■ **Task item**
Reproduce the part of the text below about David Mitchell's talk on Utopia Avenue, starting at "Q: Characters, including" and ending at "the way down.)".

■ **Text provided**
Utopia Avenue is about “disparate souls coming together.” The band is more than the sum of its parts.

Screenshot of zoom event with David Mitchell; Heather holding up a checklist
Heather McCormack holding up a “You’ve written a rock ‘n’ roll novel if…” checklist

Q: Are writers jealous of musicians? What kind of larger effect did you want to create for the reader, reading about musicians making music?

Mitchell envies “the speed with which a song can be written, and the feedback loop between the musician and the audience.” Authors are “rarely present when our work is consumed.” At best, they get the “afterglow” (at book festivals, author events, fan mail, social media, etc.). He’s also envious of collaborative aspect. “When musicians are working, they are the coolest things to look at on the face of the earth….There is nothing photogenic whatsoever about a writer at work….Writing a book is the closest I can get to being [a musician].”

Q: Characters, including real life figures, included in the book [I didn’t catch this question because I was needed to help with a jigsaw puzzle]

Writing about a British band in the 1960s, it would be impossible to avoid other well-known musicians on the scene at that time. Mitchell’s “utility rule” to achieve the “Goldilocks spot” was “Not make the cameo so small it’s like bird-spotting….They need to be substantial enough to change the direction of the scene.” (I particularly liked that we encountered Bowie twice, literally on his way up the stairs and on the way down.)

■ **Provided material**

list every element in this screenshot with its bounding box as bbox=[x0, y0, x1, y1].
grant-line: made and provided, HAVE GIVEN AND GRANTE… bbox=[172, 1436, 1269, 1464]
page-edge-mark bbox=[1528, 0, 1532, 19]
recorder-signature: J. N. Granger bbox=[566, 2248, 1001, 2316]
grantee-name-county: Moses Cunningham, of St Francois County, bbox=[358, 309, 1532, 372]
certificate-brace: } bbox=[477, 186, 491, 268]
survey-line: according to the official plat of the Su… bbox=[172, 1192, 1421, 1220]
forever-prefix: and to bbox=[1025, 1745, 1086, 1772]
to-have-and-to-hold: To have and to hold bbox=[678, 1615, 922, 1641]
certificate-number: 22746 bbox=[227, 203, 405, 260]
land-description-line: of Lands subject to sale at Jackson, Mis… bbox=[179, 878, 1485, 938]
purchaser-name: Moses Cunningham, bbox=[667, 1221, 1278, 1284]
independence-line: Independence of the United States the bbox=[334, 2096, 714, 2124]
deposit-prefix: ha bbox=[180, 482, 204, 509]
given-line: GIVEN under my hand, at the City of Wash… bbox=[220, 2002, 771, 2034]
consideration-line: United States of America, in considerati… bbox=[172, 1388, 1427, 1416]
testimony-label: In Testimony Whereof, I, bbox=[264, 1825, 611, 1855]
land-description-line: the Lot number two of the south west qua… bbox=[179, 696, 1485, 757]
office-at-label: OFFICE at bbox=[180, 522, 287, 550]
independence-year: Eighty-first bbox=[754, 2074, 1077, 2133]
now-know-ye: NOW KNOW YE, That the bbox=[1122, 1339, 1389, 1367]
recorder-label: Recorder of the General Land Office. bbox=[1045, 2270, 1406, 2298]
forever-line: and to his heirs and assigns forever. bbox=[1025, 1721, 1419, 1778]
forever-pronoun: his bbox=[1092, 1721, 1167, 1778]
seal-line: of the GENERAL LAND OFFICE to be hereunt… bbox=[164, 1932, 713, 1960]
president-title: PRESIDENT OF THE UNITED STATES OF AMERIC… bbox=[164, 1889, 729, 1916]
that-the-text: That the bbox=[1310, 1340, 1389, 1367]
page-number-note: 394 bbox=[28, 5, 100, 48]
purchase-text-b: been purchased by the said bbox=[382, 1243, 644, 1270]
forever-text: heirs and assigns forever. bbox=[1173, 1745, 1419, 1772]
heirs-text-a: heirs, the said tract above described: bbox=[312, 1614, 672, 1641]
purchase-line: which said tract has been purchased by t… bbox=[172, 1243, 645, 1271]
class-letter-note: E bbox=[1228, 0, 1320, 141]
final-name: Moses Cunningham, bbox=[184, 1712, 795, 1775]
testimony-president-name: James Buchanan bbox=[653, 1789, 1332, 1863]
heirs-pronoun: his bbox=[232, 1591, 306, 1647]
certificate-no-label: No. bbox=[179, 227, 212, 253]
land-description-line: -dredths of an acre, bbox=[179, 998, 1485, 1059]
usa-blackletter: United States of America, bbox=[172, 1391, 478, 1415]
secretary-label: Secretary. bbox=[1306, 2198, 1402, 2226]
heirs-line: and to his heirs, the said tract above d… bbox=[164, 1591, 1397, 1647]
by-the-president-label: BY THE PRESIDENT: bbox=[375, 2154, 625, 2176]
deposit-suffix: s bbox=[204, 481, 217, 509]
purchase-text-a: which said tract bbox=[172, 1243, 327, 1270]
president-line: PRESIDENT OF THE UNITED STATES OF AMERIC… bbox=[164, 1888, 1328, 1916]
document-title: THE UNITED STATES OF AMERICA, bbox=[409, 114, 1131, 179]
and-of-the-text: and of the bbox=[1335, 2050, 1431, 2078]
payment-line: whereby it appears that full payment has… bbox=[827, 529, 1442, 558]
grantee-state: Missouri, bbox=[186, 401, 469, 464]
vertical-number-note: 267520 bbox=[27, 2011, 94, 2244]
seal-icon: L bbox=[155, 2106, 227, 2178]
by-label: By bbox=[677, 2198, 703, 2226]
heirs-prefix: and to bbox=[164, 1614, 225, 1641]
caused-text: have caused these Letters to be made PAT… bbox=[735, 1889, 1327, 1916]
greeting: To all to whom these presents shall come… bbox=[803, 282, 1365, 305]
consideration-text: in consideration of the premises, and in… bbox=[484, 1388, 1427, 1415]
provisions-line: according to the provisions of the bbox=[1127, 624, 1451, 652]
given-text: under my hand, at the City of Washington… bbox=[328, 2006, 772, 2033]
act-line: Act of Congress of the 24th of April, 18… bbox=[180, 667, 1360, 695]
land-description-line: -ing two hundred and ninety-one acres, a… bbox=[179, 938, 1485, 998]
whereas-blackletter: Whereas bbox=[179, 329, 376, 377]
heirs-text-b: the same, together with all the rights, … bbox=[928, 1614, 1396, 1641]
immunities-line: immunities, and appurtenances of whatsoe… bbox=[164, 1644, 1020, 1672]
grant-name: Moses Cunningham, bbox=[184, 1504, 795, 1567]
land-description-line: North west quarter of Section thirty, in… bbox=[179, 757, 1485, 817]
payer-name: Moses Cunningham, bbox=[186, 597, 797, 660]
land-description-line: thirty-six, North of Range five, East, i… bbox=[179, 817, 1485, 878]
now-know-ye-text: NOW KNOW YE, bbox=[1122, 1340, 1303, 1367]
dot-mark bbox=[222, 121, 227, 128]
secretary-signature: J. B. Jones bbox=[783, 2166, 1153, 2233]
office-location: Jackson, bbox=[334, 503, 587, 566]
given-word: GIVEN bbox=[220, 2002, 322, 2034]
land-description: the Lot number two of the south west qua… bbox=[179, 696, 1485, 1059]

■ **Task response**
Q: Characters, including real life figures, included in the book [I didn’t catch this question because I was needed to help with a jigsaw puzzle]

Writing about a British band in the 1960s, it would be impossible to avoid other well-known musicians on the scene at that time. Mitchell’s “utility rule” to achieve the “Goldilocks spot” was “Not make the cameo so small it’s like bird-spotting….They need to be substantial enough to change the direction of the scene.” (I particularly liked that we encountered Bowie twice, literally on his way up the stairs and on the way down.)